** Begin RECORDED INFORMATION **

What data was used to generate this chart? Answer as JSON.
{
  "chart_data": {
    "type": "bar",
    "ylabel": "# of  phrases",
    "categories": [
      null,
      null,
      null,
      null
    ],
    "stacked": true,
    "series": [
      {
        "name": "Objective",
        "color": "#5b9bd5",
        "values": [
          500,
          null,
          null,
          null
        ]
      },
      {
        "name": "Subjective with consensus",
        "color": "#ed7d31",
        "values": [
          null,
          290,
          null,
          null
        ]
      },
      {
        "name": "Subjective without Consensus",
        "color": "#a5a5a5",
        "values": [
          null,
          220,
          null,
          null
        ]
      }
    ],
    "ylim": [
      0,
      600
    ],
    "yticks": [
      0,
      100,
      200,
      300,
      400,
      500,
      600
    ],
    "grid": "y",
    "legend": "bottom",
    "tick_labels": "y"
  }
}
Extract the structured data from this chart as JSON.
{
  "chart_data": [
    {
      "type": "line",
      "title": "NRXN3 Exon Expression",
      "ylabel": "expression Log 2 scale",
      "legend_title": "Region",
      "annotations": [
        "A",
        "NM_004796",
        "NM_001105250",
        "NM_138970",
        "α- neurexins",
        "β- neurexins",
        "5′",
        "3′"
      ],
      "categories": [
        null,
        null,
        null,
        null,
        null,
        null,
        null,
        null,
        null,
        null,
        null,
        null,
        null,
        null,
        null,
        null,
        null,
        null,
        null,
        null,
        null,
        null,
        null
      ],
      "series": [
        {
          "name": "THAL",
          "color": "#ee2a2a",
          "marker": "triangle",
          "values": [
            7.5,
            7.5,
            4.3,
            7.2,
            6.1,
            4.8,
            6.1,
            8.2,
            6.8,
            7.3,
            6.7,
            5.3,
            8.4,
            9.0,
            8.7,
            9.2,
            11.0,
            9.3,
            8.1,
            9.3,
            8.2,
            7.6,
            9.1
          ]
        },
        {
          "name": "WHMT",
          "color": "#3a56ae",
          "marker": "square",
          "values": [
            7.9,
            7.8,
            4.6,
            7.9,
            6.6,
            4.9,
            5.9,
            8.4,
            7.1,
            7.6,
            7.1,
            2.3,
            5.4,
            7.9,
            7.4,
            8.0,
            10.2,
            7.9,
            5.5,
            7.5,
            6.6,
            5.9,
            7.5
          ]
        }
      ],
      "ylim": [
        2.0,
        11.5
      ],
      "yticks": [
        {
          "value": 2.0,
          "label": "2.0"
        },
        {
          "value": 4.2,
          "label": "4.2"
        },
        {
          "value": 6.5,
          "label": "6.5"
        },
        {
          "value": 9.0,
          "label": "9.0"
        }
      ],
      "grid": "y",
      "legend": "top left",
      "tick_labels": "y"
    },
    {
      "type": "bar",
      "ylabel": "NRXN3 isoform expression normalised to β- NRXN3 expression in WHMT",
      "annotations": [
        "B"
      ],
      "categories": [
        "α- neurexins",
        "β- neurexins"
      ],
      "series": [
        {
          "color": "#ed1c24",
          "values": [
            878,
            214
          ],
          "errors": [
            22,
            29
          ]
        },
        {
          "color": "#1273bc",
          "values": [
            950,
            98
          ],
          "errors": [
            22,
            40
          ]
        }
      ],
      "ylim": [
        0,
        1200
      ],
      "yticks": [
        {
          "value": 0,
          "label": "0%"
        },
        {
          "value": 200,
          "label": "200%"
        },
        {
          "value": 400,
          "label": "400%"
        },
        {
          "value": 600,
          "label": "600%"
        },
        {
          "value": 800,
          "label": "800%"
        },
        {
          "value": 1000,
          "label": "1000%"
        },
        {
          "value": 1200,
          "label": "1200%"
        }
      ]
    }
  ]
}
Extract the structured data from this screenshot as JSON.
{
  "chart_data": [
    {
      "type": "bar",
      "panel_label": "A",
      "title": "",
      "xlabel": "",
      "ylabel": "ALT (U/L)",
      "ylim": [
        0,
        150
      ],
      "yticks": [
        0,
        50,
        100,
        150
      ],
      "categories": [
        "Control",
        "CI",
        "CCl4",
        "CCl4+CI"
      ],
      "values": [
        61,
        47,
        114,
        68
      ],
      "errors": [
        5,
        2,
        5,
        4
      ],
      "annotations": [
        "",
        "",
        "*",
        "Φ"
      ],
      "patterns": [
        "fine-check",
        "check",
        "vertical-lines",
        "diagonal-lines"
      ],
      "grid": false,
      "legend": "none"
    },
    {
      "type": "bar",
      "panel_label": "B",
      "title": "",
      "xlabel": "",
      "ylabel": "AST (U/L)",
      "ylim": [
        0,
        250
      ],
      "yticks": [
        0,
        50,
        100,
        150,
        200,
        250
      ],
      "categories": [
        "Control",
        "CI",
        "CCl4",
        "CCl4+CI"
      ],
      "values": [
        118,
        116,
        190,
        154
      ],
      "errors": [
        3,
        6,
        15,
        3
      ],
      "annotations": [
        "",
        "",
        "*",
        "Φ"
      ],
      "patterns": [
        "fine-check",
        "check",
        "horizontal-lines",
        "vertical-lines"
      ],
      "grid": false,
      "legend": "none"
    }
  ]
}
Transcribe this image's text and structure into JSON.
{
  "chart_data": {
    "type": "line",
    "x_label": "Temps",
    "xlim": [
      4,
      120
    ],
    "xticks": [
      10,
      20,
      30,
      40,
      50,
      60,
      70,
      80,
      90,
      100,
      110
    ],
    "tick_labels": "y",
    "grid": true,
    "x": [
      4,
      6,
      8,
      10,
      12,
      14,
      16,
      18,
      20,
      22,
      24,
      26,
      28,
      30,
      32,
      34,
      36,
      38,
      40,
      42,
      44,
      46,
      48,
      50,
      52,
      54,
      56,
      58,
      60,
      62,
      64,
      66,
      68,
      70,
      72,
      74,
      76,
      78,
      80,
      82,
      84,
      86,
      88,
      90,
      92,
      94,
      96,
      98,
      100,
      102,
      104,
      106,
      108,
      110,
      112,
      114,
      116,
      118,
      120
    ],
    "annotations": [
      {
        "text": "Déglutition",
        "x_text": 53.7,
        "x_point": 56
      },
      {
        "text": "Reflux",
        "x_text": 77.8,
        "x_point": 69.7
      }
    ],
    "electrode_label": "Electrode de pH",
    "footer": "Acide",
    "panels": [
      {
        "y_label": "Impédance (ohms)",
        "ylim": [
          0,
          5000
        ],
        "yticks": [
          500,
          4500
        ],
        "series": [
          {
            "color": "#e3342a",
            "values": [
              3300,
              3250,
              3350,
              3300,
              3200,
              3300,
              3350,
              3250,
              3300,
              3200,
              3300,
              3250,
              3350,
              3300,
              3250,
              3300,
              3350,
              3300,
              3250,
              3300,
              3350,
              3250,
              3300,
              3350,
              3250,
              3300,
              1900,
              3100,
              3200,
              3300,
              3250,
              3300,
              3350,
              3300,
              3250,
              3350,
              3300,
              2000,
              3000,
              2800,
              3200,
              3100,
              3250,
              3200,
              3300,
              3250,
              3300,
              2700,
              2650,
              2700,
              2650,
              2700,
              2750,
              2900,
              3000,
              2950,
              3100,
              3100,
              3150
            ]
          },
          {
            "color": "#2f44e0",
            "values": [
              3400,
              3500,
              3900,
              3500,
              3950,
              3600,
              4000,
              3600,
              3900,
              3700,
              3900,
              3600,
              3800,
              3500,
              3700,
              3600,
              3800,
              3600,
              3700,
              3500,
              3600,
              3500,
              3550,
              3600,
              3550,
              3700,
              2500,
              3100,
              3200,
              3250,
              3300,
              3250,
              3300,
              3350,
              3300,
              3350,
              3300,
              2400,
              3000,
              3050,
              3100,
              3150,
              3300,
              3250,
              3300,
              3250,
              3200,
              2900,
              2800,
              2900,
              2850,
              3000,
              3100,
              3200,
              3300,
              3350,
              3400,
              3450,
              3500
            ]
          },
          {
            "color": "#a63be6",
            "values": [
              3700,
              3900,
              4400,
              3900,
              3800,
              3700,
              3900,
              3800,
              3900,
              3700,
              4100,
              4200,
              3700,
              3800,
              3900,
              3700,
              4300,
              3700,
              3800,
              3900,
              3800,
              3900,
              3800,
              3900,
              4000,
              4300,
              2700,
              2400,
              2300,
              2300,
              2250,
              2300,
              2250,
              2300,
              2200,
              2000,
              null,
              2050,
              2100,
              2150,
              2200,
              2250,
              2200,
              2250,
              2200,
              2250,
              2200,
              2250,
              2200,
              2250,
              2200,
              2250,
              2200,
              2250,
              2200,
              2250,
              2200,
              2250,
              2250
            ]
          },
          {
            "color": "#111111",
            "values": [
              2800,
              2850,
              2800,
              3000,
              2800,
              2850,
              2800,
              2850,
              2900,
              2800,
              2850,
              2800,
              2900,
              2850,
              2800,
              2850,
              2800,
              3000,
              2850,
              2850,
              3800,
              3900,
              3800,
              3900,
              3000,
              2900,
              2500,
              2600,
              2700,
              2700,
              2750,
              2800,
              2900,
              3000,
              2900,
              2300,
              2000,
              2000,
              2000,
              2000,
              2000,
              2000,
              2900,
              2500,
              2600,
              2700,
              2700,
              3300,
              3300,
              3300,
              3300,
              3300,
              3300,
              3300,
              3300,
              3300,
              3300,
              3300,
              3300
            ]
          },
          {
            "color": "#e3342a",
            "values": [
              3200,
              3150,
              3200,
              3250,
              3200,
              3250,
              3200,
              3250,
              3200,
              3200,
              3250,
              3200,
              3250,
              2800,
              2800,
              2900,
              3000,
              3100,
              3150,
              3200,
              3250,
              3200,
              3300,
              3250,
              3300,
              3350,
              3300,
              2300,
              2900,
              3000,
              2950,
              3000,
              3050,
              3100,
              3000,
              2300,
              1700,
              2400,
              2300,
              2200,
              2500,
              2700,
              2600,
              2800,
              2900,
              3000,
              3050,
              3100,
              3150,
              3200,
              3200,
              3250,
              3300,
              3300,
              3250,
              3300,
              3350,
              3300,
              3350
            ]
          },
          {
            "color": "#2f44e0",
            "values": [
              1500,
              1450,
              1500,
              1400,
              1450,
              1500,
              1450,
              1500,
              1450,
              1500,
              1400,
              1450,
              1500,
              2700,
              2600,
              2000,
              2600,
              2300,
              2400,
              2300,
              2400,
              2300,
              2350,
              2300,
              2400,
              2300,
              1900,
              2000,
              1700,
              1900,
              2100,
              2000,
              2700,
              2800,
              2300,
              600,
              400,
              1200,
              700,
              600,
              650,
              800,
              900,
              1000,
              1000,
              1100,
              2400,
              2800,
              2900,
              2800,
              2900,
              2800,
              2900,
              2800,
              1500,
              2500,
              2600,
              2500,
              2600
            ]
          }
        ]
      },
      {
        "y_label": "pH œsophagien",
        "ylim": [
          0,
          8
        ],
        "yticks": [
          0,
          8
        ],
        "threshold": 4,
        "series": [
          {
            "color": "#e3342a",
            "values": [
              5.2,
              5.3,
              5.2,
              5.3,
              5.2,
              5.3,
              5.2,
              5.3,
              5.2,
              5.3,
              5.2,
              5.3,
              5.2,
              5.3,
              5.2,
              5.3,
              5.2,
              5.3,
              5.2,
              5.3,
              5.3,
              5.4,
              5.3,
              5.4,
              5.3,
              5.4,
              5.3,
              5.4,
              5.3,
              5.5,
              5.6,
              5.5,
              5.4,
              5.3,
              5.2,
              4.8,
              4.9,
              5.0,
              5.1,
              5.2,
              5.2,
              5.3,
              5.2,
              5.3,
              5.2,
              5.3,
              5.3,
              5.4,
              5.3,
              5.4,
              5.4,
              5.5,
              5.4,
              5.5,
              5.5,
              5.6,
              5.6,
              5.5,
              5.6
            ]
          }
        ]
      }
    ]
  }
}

** End RECORDED INFORMATION **

* WHAT TO DO: Every line in the data above that contains "Extract" needs to be copied.

* THE ANSWER:
Extract the structured data from this chart as JSON.
Extract the structured data from this screenshot as JSON.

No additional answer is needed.